-- Start of Records provided --

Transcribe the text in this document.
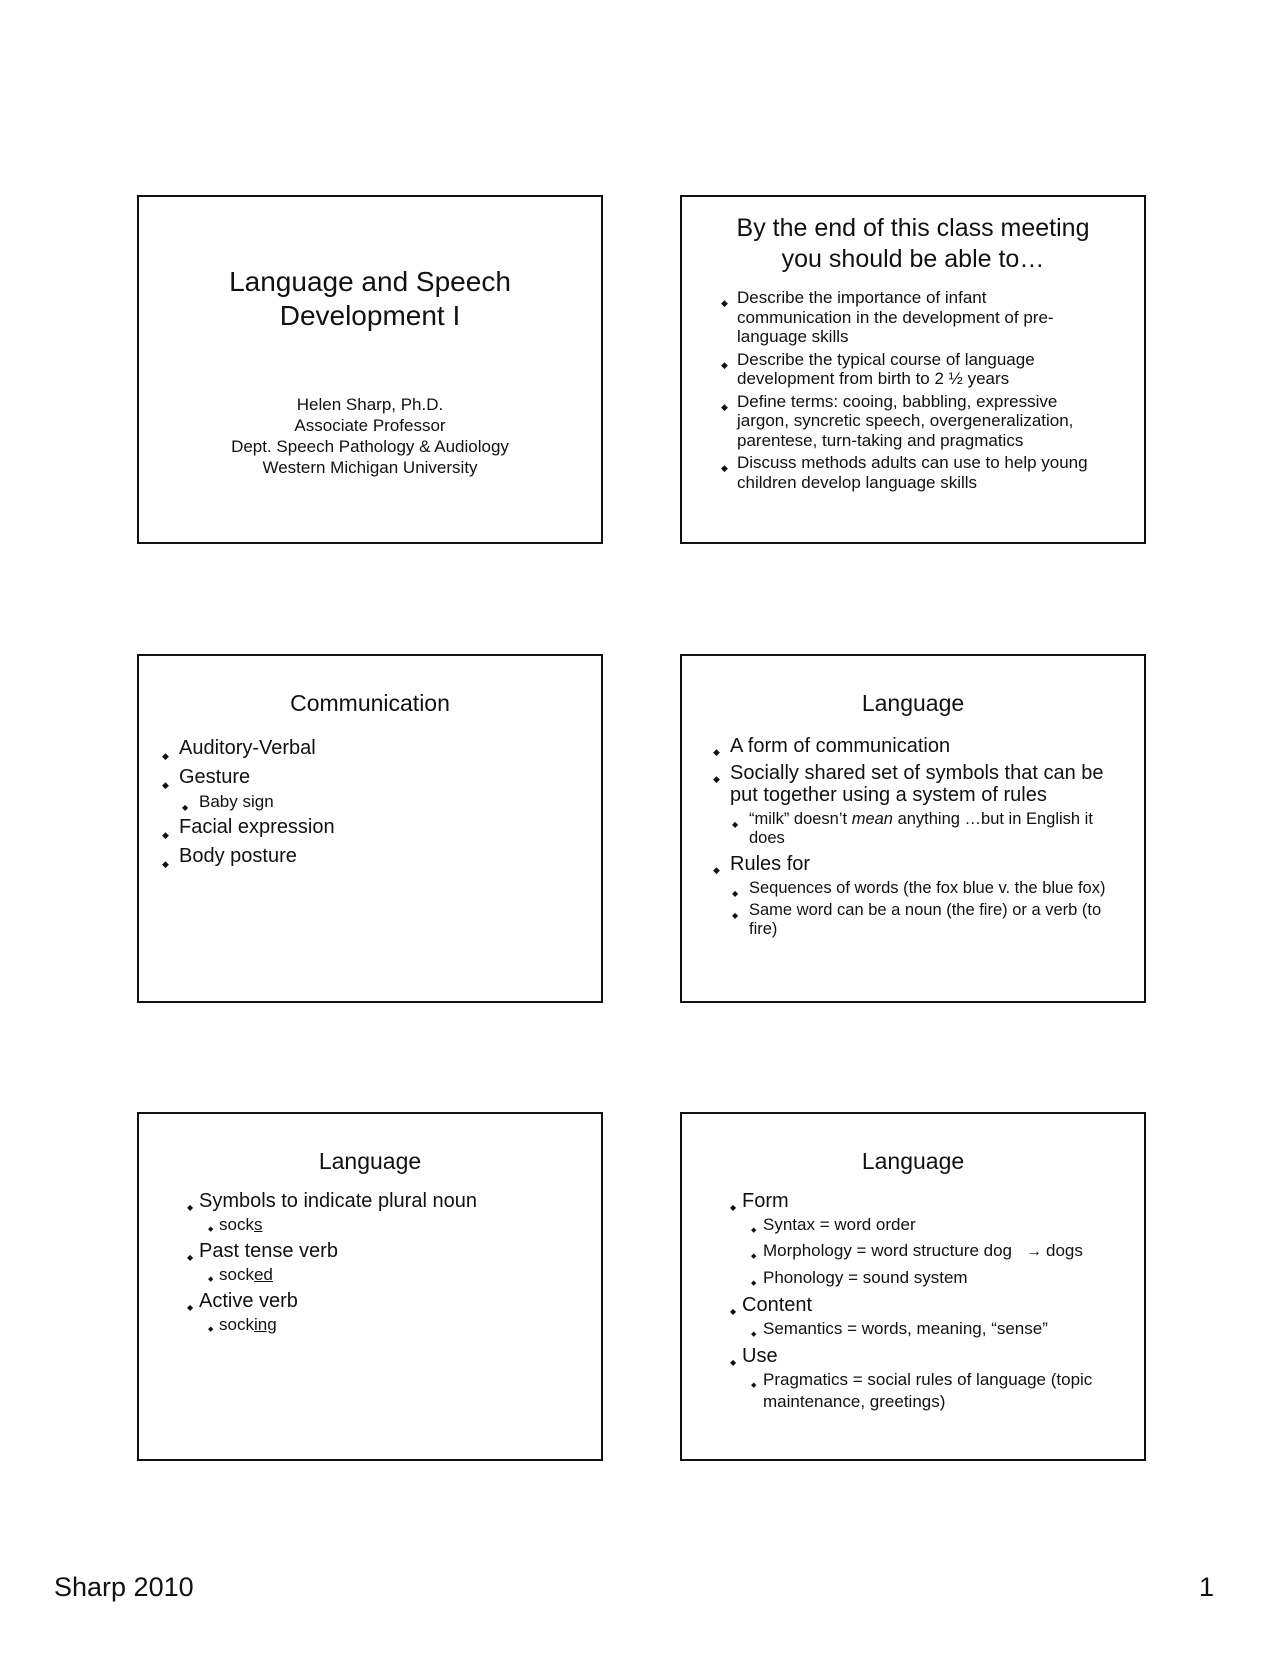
Language and Speech
Development I
Helen Sharp, Ph.D.
Associate Professor
Dept. Speech Pathology & Audiology
Western Michigan University
By the end of this class meeting
you should be able to…
◆ Describe the importance of infant communication in the development of pre-language skills
◆ Describe the typical course of language development from birth to 2 ½ years
◆ Define terms: cooing, babbling, expressive jargon, syncretic speech, overgeneralization, parentese, turn-taking and pragmatics
◆ Discuss methods adults can use to help young children develop language skills
Communication
◆ Auditory-Verbal
◆ Gesture
◆ Baby sign
◆ Facial expression
◆ Body posture
Language
◆ A form of communication
◆ Socially shared set of symbols that can be put together using a system of rules
◆ “milk” doesn’t mean anything …but in English it does
◆ Rules for
◆ Sequences of words (the fox blue v. the blue fox)
◆ Same word can be a noun (the fire) or a verb (to fire)
Language
◆ Symbols to indicate plural noun
◆ socks
◆ Past tense verb
◆ socked
◆ Active verb
◆ socking
Language
◆ Form
◆ Syntax = word order
◆ Morphology = word structure dog → dogs
◆ Phonology = sound system
◆ Content
◆ Semantics = words, meaning, “sense”
◆ Use
◆ Pragmatics = social rules of language (topic maintenance, greetings)
Sharp 2010	1
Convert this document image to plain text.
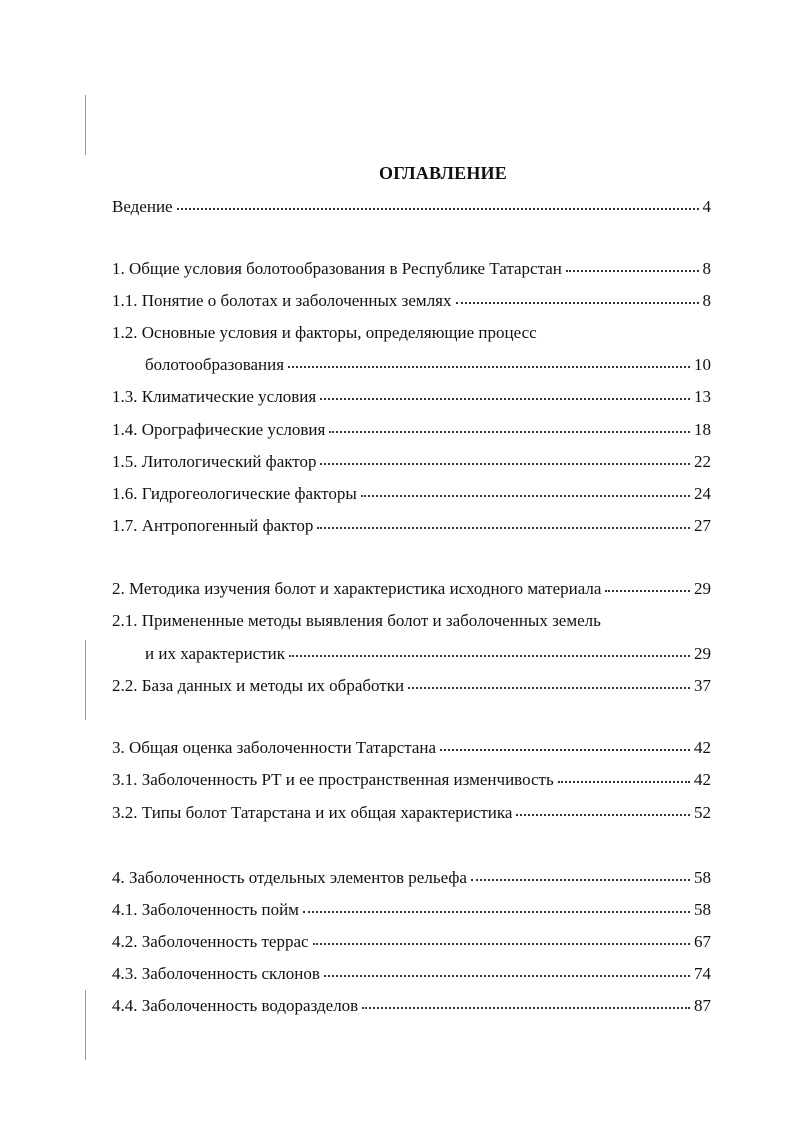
ОГЛАВЛЕНИЕ
Ведение	4
1. Общие условия болотообразования в Республике Татарстан	8
1.1. Понятие о болотах и заболоченных землях	8
1.2. Основные условия и факторы, определяющие процесс
болотообразования	10
1.3. Климатические условия	13
1.4. Орографические условия	18
1.5. Литологический фактор	22
1.6. Гидрогеологические факторы	24
1.7. Антропогенный фактор	27
2. Методика изучения болот и характеристика исходного материала	29
2.1. Примененные методы выявления болот и заболоченных земель
и их характеристик	29
2.2. База данных и методы их обработки	37
3. Общая оценка заболоченности Татарстана	42
3.1. Заболоченность РТ и ее пространственная изменчивость	42
3.2. Типы болот Татарстана и их общая характеристика	52
4. Заболоченность отдельных элементов рельефа	58
4.1. Заболоченность пойм	58
4.2. Заболоченность террас	67
4.3. Заболоченность склонов	74
4.4. Заболоченность водоразделов	87
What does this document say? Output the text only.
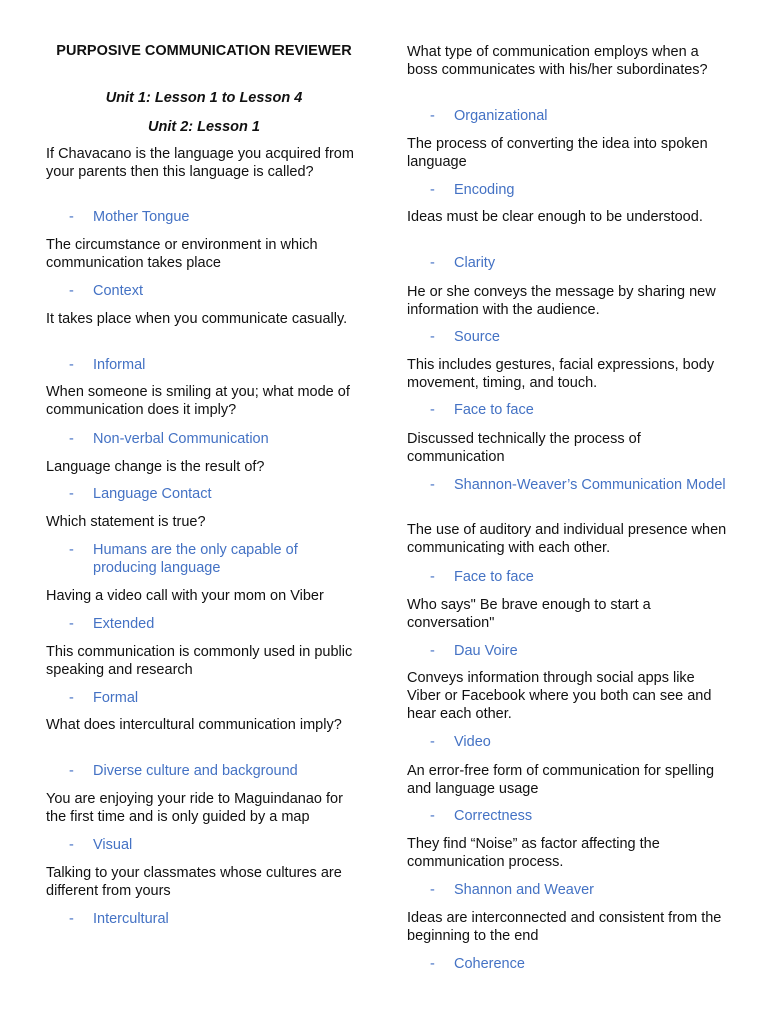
PURPOSIVE COMMUNICATION REVIEWER
Unit 1: Lesson 1 to Lesson 4
Unit 2: Lesson 1
If Chavacano is the language you acquired from your parents then this language is called?
-	Mother Tongue
The circumstance or environment in which communication takes place
-	Context
It takes place when you communicate casually.
-	Informal
When someone is smiling at you; what mode of communication does it imply?
-	Non-verbal Communication
Language change is the result of?
-	Language Contact
Which statement is true?
-	Humans are the only capable of producing language
Having a video call with your mom on Viber
-	Extended
This communication is commonly used in public speaking and research
-	Formal
What does intercultural communication imply?
-	Diverse culture and background
You are enjoying your ride to Maguindanao for the first time and is only guided by a map
-	Visual
Talking to your classmates whose cultures are different from yours
-	Intercultural
What type of communication employs when a boss communicates with his/her subordinates?
-	Organizational
The process of converting the idea into spoken language
-	Encoding
Ideas must be clear enough to be understood.
-	Clarity
He or she conveys the message by sharing new information with the audience.
-	Source
This includes gestures, facial expressions, body movement, timing, and touch.
-	Face to face
Discussed technically the process of communication
-	Shannon-Weaver’s Communication Model
The use of auditory and individual presence when communicating with each other.
-	Face to face
Who says" Be brave enough to start a conversation"
-	Dau Voire
Conveys information through social apps like Viber or Facebook where you both can see and hear each other.
-	Video
An error-free form of communication for spelling and language usage
-	Correctness
They find “Noise” as factor affecting the communication process.
-	Shannon and Weaver
Ideas are interconnected and consistent from the beginning to the end
-	Coherence
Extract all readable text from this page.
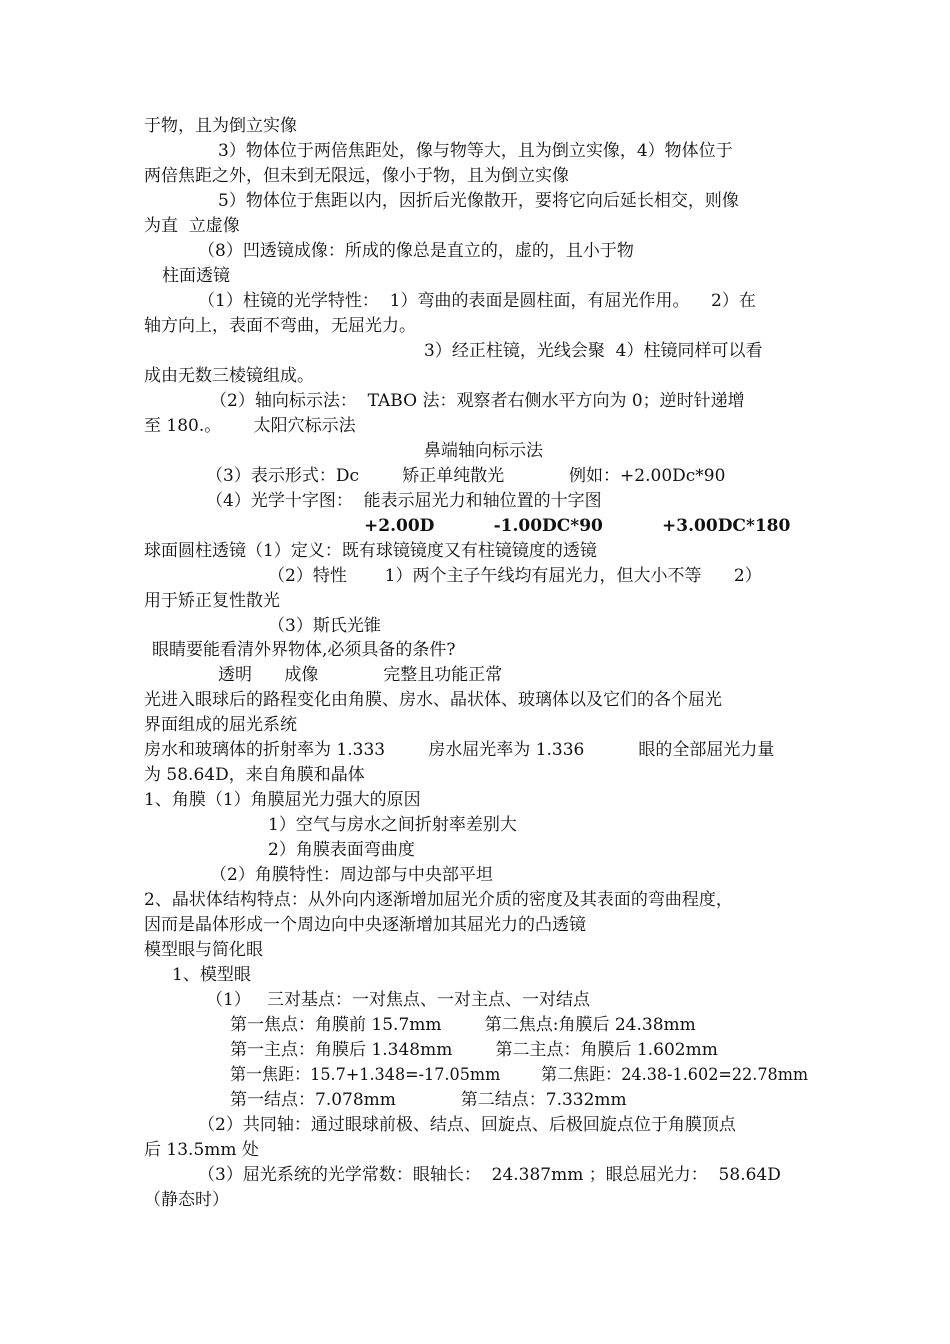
于物，且为倒立实像
3）物体位于两倍焦距处，像与物等大，且为倒立实像，4）物体位于
两倍焦距之外，但未到无限远，像小于物，且为倒立实像
5）物体位于焦距以内，因折后光像散开，要将它向后延长相交，则像
为直  立虚像
（8）凹透镜成像：所成的像总是直立的，虚的，且小于物
柱面透镜
（1）柱镜的光学特性：  1）弯曲的表面是圆柱面，有屈光作用。    2）在
轴方向上，表面不弯曲，无屈光力。
3）经正柱镜，光线会聚  4）柱镜同样可以看
成由无数三棱镜组成。
（2）轴向标示法：  TABO 法：观察者右侧水平方向为 0；逆时针递增
至 180.。      太阳穴标示法
鼻端轴向标示法
（3）表示形式：Dc        矫正单纯散光            例如：+2.00Dc*90
（4）光学十字图：  能表示屈光力和轴位置的十字图
+2.00D          -1.00DC*90          +3.00DC*180
球面圆柱透镜（1）定义：既有球镜镜度又有柱镜镜度的透镜
（2）特性       1）两个主子午线均有屈光力，但大小不等      2）
用于矫正复性散光
（3）斯氏光锥
眼睛要能看清外界物体,必须具备的条件?
透明      成像            完整且功能正常
光进入眼球后的路程变化由角膜、房水、晶状体、玻璃体以及它们的各个屈光
界面组成的屈光系统
房水和玻璃体的折射率为 1.333        房水屈光率为 1.336          眼的全部屈光力量
为 58.64D，来自角膜和晶体
1、角膜（1）角膜屈光力强大的原因
1）空气与房水之间折射率差别大
2）角膜表面弯曲度
（2）角膜特性：周边部与中央部平坦
2、晶状体结构特点：从外向内逐渐增加屈光介质的密度及其表面的弯曲程度，
因而是晶体形成一个周边向中央逐渐增加其屈光力的凸透镜
模型眼与简化眼
1、模型眼
（1）   三对基点：一对焦点、一对主点、一对结点
第一焦点：角膜前 15.7mm        第二焦点:角膜后 24.38mm
第一主点：角膜后 1.348mm        第二主点：角膜后 1.602mm
第一焦距：15.7+1.348=-17.05mm        第二焦距：24.38-1.602=22.78mm
第一结点：7.078mm            第二结点：7.332mm
（2）共同轴：通过眼球前极、结点、回旋点、后极回旋点位于角膜顶点
后 13.5mm 处
（3）屈光系统的光学常数：眼轴长：  24.387mm ；眼总屈光力：  58.64D
（静态时）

-- End of Records provided --

> _Job_
Retype all entries exactly as they appear, dropping the images.

> _Written answer_
Transcribe the text in this document.
Language and Speech
Development I
Helen Sharp, Ph.D.
Associate Professor
Dept. Speech Pathology & Audiology
Western Michigan University
By the end of this class meeting
you should be able to…
◆ Describe the importance of infant communication in the development of pre-language skills
◆ Describe the typical course of language development from birth to 2 ½ years
◆ Define terms: cooing, babbling, expressive jargon, syncretic speech, overgeneralization, parentese, turn-taking and pragmatics
◆ Discuss methods adults can use to help young children develop language skills
Communication
◆ Auditory-Verbal
◆ Gesture
◆ Baby sign
◆ Facial expression
◆ Body posture
Language
◆ A form of communication
◆ Socially shared set of symbols that can be put together using a system of rules
◆ “milk” doesn’t mean anything …but in English it does
◆ Rules for
◆ Sequences of words (the fox blue v. the blue fox)
◆ Same word can be a noun (the fire) or a verb (to fire)
Language
◆ Symbols to indicate plural noun
◆ socks
◆ Past tense verb
◆ socked
◆ Active verb
◆ socking
Language
◆ Form
◆ Syntax = word order
◆ Morphology = word structure dog → dogs
◆ Phonology = sound system
◆ Content
◆ Semantics = words, meaning, “sense”
◆ Use
◆ Pragmatics = social rules of language (topic maintenance, greetings)
Sharp 2010	1
Convert this document image to plain text.
ОГЛАВЛЕНИЕ
Ведение	4
1. Общие условия болотообразования в Республике Татарстан	8
1.1. Понятие о болотах и заболоченных землях	8
1.2. Основные условия и факторы, определяющие процесс
болотообразования	10
1.3. Климатические условия	13
1.4. Орографические условия	18
1.5. Литологический фактор	22
1.6. Гидрогеологические факторы	24
1.7. Антропогенный фактор	27
2. Методика изучения болот и характеристика исходного материала	29
2.1. Примененные методы выявления болот и заболоченных земель
и их характеристик	29
2.2. База данных и методы их обработки	37
3. Общая оценка заболоченности Татарстана	42
3.1. Заболоченность РТ и ее пространственная изменчивость	42
3.2. Типы болот Татарстана и их общая характеристика	52
4. Заболоченность отдельных элементов рельефа	58
4.1. Заболоченность пойм	58
4.2. Заболоченность террас	67
4.3. Заболоченность склонов	74
4.4. Заболоченность водоразделов	87
What does this document say? Output the text only.
PURPOSIVE COMMUNICATION REVIEWER
Unit 1: Lesson 1 to Lesson 4
Unit 2: Lesson 1
If Chavacano is the language you acquired from your parents then this language is called?
-	Mother Tongue
The circumstance or environment in which communication takes place
-	Context
It takes place when you communicate casually.
-	Informal
When someone is smiling at you; what mode of communication does it imply?
-	Non-verbal Communication
Language change is the result of?
-	Language Contact
Which statement is true?
-	Humans are the only capable of producing language
Having a video call with your mom on Viber
-	Extended
This communication is commonly used in public speaking and research
-	Formal
What does intercultural communication imply?
-	Diverse culture and background
You are enjoying your ride to Maguindanao for the first time and is only guided by a map
-	Visual
Talking to your classmates whose cultures are different from yours
-	Intercultural
What type of communication employs when a boss communicates with his/her subordinates?
-	Organizational
The process of converting the idea into spoken language
-	Encoding
Ideas must be clear enough to be understood.
-	Clarity
He or she conveys the message by sharing new information with the audience.
-	Source
This includes gestures, facial expressions, body movement, timing, and touch.
-	Face to face
Discussed technically the process of communication
-	Shannon-Weaver’s Communication Model
The use of auditory and individual presence when communicating with each other.
-	Face to face
Who says" Be brave enough to start a conversation"
-	Dau Voire
Conveys information through social apps like Viber or Facebook where you both can see and hear each other.
-	Video
An error-free form of communication for spelling and language usage
-	Correctness
They find “Noise” as factor affecting the communication process.
-	Shannon and Weaver
Ideas are interconnected and consistent from the beginning to the end
-	Coherence
Extract all readable text from this page.
于物，且为倒立实像
3）物体位于两倍焦距处，像与物等大，且为倒立实像，4）物体位于
两倍焦距之外，但未到无限远，像小于物，且为倒立实像
5）物体位于焦距以内，因折后光像散开，要将它向后延长相交，则像
为直  立虚像
（8）凹透镜成像：所成的像总是直立的，虚的，且小于物
柱面透镜
（1）柱镜的光学特性：  1）弯曲的表面是圆柱面，有屈光作用。    2）在
轴方向上，表面不弯曲，无屈光力。
3）经正柱镜，光线会聚  4）柱镜同样可以看
成由无数三棱镜组成。
（2）轴向标示法：  TABO 法：观察者右侧水平方向为 0；逆时针递增
至 180.。      太阳穴标示法
鼻端轴向标示法
（3）表示形式：Dc        矫正单纯散光            例如：+2.00Dc*90
（4）光学十字图：  能表示屈光力和轴位置的十字图
+2.00D          -1.00DC*90          +3.00DC*180
球面圆柱透镜（1）定义：既有球镜镜度又有柱镜镜度的透镜
（2）特性       1）两个主子午线均有屈光力，但大小不等      2）
用于矫正复性散光
（3）斯氏光锥
眼睛要能看清外界物体,必须具备的条件?
透明      成像            完整且功能正常
光进入眼球后的路程变化由角膜、房水、晶状体、玻璃体以及它们的各个屈光
界面组成的屈光系统
房水和玻璃体的折射率为 1.333        房水屈光率为 1.336          眼的全部屈光力量
为 58.64D，来自角膜和晶体
1、角膜（1）角膜屈光力强大的原因
1）空气与房水之间折射率差别大
2）角膜表面弯曲度
（2）角膜特性：周边部与中央部平坦
2、晶状体结构特点：从外向内逐渐增加屈光介质的密度及其表面的弯曲程度，
因而是晶体形成一个周边向中央逐渐增加其屈光力的凸透镜
模型眼与简化眼
1、模型眼
（1）   三对基点：一对焦点、一对主点、一对结点
第一焦点：角膜前 15.7mm        第二焦点:角膜后 24.38mm
第一主点：角膜后 1.348mm        第二主点：角膜后 1.602mm
第一焦距：15.7+1.348=-17.05mm        第二焦距：24.38-1.602=22.78mm
第一结点：7.078mm            第二结点：7.332mm
（2）共同轴：通过眼球前极、结点、回旋点、后极回旋点位于角膜顶点
后 13.5mm 处
（3）屈光系统的光学常数：眼轴长：  24.387mm ；眼总屈光力：  58.64D
（静态时）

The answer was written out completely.